◆ Instructions to follow
Scan the entries for the string "JSON" and give the number of lines that have it, nothing further.

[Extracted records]
↓

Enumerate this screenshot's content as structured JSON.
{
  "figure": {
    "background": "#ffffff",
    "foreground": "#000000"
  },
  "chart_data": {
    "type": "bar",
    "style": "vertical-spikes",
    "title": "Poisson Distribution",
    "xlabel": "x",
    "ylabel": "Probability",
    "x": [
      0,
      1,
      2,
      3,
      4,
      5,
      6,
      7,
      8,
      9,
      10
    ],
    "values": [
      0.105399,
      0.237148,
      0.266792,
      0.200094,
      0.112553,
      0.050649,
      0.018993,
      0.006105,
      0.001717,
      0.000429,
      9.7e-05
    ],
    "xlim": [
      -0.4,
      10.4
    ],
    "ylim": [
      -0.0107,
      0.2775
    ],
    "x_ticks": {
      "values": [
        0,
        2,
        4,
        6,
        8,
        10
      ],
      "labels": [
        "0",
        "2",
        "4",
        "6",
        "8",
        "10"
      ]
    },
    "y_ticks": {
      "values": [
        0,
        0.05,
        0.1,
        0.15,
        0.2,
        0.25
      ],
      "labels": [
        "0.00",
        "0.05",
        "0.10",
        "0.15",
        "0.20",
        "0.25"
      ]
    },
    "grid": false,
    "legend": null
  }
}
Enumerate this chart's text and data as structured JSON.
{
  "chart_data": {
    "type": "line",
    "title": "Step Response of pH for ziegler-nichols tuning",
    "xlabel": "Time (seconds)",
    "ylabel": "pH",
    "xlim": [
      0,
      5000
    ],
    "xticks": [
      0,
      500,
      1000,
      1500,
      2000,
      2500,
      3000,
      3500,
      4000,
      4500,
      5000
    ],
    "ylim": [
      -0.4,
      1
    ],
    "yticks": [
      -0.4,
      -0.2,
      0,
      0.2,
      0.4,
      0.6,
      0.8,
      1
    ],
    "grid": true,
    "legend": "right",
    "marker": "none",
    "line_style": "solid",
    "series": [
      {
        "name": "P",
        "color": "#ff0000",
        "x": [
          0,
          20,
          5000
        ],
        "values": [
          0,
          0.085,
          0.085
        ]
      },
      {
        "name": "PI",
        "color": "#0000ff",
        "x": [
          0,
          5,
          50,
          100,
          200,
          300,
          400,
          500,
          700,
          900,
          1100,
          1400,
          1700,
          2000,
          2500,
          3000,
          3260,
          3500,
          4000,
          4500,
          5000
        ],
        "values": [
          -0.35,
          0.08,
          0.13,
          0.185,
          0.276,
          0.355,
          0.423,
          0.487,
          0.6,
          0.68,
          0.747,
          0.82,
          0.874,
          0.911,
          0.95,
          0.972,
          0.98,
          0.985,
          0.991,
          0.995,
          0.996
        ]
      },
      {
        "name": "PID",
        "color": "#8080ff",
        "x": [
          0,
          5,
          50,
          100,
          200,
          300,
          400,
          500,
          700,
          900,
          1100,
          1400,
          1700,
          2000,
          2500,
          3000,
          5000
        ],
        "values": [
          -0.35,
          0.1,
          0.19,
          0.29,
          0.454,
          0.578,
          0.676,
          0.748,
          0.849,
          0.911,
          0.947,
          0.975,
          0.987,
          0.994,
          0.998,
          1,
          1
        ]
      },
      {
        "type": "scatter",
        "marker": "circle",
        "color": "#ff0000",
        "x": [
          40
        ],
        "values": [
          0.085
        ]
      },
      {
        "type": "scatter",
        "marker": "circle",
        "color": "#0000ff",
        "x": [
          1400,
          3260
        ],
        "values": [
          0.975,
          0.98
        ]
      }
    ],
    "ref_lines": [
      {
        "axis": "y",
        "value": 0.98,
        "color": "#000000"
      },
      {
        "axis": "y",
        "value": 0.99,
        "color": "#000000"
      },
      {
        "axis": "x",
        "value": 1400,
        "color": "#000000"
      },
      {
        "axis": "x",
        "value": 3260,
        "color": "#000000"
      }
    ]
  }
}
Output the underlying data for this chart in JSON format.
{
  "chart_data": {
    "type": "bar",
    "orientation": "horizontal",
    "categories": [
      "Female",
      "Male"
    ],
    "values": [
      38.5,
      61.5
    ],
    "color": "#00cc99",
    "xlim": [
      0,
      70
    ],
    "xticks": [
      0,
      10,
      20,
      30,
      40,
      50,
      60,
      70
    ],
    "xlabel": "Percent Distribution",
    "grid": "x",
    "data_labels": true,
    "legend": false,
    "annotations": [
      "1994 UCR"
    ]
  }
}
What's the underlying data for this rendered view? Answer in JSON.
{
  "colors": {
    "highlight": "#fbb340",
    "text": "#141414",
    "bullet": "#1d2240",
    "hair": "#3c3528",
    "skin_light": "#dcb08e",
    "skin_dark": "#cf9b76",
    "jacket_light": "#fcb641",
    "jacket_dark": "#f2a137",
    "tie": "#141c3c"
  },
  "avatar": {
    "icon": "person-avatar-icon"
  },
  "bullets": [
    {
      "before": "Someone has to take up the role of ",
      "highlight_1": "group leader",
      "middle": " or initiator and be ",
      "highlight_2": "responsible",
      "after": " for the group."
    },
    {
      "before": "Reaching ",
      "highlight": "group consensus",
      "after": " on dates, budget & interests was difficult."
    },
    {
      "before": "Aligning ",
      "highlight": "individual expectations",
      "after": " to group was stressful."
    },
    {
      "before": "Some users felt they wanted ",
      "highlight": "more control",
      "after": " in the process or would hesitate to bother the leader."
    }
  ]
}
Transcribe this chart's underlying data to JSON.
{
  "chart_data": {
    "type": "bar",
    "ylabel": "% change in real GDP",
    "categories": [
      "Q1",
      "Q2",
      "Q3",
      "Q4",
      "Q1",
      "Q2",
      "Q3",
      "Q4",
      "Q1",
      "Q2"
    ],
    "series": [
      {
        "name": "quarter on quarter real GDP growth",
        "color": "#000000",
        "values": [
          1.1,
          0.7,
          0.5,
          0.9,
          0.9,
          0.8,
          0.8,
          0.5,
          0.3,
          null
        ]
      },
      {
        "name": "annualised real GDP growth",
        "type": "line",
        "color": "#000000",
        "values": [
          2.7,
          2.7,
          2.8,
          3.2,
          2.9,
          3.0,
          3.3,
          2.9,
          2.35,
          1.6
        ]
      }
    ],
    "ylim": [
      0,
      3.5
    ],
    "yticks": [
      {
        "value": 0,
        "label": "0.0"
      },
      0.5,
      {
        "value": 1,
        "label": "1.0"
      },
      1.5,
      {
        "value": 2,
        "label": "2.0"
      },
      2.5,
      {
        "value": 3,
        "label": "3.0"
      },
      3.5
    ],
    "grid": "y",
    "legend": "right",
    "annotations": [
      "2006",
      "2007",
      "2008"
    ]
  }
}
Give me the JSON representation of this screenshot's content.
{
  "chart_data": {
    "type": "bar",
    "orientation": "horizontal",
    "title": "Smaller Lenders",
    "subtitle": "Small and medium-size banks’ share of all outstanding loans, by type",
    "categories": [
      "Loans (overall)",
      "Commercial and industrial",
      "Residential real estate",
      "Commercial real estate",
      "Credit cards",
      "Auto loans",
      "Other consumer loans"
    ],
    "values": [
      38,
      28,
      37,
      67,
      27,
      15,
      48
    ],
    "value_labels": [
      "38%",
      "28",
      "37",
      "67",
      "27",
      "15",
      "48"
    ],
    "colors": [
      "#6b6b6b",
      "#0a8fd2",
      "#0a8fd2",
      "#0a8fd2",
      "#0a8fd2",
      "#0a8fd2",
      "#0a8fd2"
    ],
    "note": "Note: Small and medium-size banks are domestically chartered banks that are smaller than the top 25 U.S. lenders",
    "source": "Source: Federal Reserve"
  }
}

↑

◆ Solution for this exercise
6